Task to carry out: Gather all lines from the material that contain the word "реализации".

(Dataset entries)
((
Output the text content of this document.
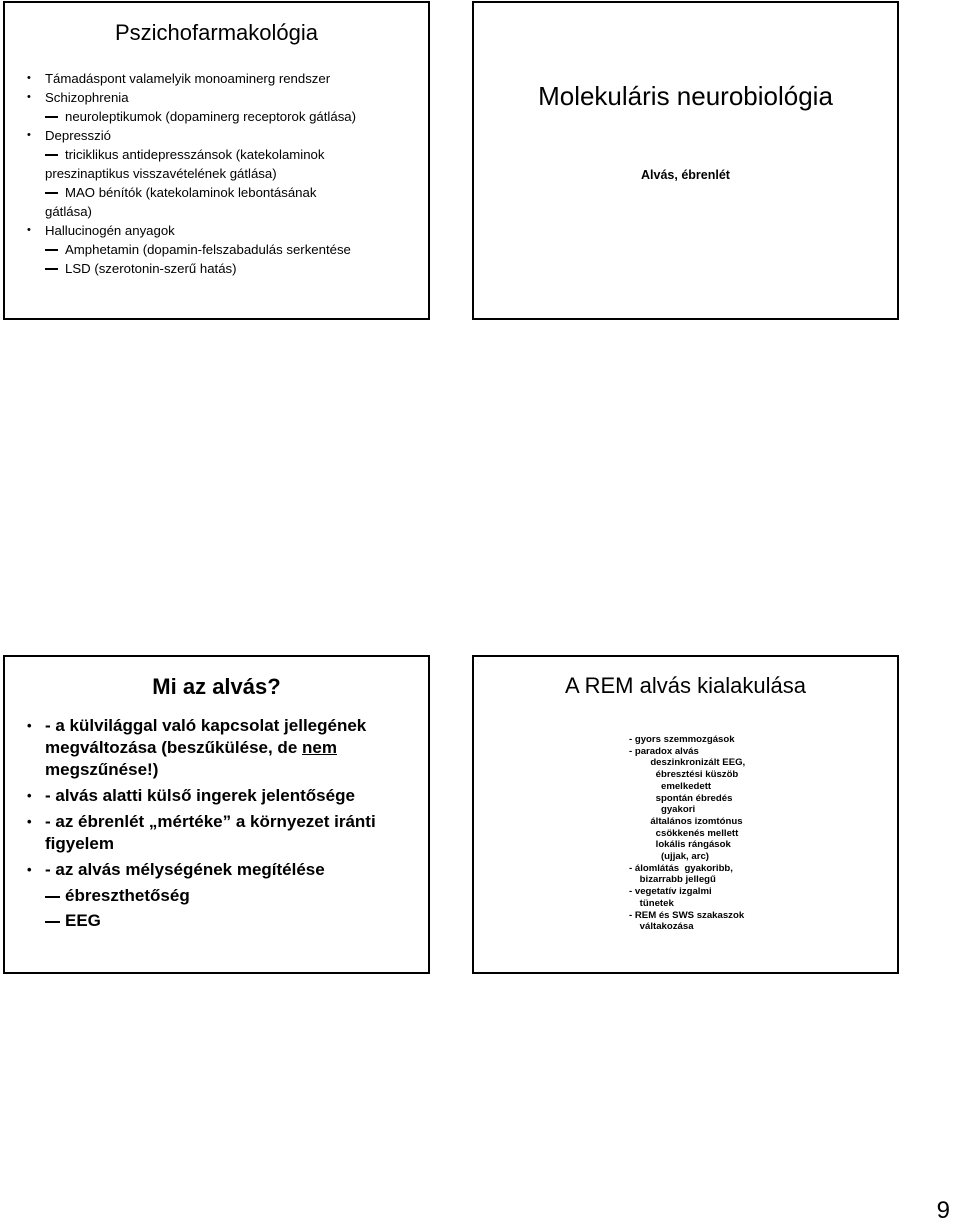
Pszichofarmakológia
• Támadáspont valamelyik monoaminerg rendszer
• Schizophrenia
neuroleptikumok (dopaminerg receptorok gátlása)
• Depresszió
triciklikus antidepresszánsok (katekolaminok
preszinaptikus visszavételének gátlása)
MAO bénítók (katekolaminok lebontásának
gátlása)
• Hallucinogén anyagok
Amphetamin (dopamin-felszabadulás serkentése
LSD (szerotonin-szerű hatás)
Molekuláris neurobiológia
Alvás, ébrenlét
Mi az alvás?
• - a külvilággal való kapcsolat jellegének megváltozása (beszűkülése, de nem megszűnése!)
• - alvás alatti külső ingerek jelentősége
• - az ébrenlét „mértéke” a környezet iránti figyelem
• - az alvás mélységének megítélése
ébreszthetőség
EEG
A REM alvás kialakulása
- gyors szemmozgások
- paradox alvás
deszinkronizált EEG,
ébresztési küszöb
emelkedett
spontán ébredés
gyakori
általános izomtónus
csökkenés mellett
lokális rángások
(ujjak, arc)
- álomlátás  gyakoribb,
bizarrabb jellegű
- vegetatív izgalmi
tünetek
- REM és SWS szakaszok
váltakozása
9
))
((
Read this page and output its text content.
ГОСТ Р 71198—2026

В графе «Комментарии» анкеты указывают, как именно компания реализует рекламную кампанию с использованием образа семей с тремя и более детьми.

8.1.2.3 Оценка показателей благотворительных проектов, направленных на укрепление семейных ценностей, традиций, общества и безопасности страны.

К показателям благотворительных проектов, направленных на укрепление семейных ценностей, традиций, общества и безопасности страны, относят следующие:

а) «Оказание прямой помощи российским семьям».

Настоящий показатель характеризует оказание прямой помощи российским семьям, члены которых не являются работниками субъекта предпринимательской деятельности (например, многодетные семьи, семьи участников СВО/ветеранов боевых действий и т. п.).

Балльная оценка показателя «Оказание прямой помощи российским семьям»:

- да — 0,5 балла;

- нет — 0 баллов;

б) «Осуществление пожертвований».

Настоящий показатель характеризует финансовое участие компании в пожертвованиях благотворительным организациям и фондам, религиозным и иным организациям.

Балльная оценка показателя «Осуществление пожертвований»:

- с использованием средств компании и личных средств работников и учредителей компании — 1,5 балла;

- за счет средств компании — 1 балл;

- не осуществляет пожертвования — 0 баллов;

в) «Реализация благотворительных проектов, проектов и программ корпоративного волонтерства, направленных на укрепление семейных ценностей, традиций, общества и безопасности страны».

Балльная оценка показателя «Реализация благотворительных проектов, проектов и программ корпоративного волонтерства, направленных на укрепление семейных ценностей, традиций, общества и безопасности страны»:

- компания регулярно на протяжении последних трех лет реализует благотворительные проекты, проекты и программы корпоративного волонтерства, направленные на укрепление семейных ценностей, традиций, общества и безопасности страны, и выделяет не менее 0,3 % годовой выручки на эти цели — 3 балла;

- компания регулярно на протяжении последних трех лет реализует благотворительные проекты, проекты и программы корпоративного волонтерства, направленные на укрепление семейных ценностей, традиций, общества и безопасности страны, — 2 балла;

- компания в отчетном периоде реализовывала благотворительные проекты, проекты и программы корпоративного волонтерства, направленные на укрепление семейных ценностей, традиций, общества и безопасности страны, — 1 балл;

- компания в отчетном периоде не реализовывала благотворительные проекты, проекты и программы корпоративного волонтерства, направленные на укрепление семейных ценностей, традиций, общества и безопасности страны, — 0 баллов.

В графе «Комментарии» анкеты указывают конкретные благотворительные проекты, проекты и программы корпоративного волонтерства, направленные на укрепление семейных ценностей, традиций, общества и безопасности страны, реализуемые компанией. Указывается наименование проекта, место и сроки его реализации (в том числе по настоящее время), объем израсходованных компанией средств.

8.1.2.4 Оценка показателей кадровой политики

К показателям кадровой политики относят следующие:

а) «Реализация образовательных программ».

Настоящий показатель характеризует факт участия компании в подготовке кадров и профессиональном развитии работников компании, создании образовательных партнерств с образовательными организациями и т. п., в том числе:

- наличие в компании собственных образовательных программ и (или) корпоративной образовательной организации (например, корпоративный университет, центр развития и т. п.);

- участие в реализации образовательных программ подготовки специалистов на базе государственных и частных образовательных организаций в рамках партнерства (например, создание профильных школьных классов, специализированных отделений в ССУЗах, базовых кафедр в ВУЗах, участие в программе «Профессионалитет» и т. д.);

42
))
((
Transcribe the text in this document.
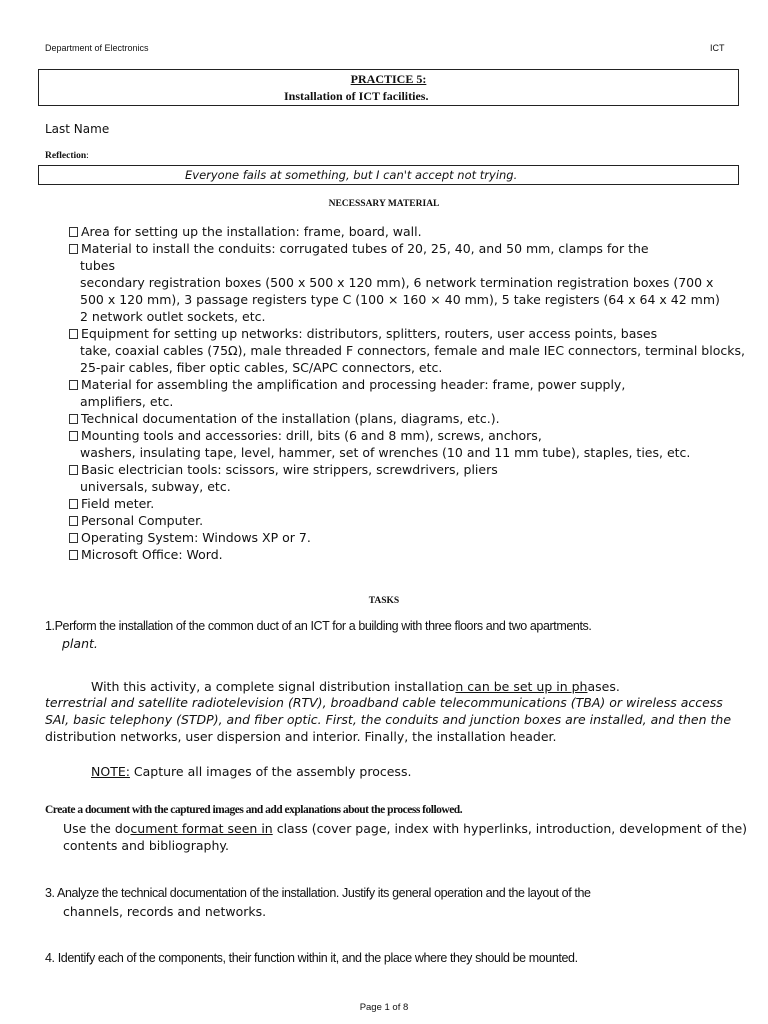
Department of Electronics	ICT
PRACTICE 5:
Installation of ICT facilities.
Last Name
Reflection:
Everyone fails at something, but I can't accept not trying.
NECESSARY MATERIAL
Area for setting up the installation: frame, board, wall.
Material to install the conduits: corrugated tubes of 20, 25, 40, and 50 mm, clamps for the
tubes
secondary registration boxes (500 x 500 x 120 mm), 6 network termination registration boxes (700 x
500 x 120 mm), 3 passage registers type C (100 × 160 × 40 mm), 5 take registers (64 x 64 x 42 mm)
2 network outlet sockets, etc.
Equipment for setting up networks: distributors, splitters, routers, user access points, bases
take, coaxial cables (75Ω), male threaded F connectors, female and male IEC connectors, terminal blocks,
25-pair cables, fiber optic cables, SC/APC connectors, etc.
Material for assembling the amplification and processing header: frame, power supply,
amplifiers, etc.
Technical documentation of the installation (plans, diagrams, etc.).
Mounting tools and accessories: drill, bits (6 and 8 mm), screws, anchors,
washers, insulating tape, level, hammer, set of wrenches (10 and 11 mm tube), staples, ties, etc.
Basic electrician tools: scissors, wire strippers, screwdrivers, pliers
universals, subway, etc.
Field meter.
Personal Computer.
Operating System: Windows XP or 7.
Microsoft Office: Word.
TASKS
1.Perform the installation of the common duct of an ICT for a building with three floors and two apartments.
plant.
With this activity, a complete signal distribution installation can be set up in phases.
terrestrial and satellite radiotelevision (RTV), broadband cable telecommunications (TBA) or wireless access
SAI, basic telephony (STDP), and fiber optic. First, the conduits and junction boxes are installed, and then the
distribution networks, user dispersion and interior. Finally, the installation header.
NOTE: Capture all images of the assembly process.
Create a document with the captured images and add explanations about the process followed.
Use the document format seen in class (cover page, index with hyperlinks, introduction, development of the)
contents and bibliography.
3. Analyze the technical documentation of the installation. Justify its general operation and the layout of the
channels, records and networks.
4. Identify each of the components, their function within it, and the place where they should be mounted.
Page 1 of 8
))
Solution to this problem:
В графе «Комментарии» анкеты указывают конкретные благотворительные проекты, проекты и программы корпоративного волонтерства, направленные на укрепление семейных ценностей, традиций, общества и безопасности страны, реализуемые компанией. Указывается наименование проекта, место и сроки его реализации (в том числе по настоящее время), объем израсходованных компанией средств.
- участие в реализации образовательных программ подготовки специалистов на базе государственных и частных образовательных организаций в рамках партнерства (например, создание профильных школьных классов, специализированных отделений в ССУЗах, базовых кафедр в ВУЗах, участие в программе «Профессионалитет» и т. д.);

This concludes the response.